**Source data:**
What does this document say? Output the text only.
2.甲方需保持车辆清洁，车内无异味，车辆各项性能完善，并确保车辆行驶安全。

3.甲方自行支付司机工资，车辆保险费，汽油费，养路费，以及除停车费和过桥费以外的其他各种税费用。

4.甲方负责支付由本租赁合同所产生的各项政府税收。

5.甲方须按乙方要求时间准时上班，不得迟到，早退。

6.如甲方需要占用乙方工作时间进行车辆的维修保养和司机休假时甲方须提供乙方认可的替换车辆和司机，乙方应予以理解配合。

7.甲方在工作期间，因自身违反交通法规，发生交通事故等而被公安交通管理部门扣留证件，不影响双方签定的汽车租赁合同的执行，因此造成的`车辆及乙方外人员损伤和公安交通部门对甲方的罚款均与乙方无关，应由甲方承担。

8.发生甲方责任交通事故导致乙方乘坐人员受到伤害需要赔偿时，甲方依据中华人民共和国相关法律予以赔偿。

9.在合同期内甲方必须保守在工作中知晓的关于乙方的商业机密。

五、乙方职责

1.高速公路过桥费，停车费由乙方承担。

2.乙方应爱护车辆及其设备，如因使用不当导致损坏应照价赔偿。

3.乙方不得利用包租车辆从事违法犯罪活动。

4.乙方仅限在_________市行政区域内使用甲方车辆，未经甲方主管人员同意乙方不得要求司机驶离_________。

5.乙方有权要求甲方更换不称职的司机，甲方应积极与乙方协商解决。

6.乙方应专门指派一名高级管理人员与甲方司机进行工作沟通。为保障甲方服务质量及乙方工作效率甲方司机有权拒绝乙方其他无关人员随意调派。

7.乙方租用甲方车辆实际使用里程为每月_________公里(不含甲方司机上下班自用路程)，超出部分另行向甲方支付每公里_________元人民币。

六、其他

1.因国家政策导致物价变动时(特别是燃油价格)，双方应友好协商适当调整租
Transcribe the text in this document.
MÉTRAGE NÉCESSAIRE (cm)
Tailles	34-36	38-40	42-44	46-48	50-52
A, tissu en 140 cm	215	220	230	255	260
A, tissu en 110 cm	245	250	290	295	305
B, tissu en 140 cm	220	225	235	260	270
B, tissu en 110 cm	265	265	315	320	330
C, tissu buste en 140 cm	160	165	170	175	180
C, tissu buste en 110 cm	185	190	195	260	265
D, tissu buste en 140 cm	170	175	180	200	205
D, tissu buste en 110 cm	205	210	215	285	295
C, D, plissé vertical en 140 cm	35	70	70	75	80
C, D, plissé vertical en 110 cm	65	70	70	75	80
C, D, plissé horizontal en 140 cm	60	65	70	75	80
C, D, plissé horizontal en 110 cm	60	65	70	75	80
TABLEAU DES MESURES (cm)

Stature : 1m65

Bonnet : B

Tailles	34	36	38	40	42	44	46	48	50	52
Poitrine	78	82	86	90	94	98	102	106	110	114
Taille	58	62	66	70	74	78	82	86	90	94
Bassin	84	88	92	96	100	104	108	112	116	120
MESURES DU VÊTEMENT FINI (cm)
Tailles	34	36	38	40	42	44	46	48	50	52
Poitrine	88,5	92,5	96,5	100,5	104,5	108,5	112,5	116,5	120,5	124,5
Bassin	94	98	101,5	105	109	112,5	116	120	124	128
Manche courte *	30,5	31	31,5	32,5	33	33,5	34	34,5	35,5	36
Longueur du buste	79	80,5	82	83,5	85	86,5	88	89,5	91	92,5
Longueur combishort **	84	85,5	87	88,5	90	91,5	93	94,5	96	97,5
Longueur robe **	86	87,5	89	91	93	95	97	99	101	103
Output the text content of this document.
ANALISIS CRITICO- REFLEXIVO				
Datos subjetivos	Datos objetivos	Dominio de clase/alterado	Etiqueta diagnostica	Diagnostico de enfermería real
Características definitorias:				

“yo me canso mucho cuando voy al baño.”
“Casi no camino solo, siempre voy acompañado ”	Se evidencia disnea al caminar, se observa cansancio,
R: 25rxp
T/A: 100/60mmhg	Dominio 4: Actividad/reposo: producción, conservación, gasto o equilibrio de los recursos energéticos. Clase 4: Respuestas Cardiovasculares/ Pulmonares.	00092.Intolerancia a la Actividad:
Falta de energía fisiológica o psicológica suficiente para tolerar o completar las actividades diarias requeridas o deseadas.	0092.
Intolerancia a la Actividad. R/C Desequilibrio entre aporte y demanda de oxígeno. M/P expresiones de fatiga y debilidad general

**SET EXERCISE:**
Determine how many lines contain the word "horizontal" and reply with that number alone.

**OUTPUT OF THE TASK:**
2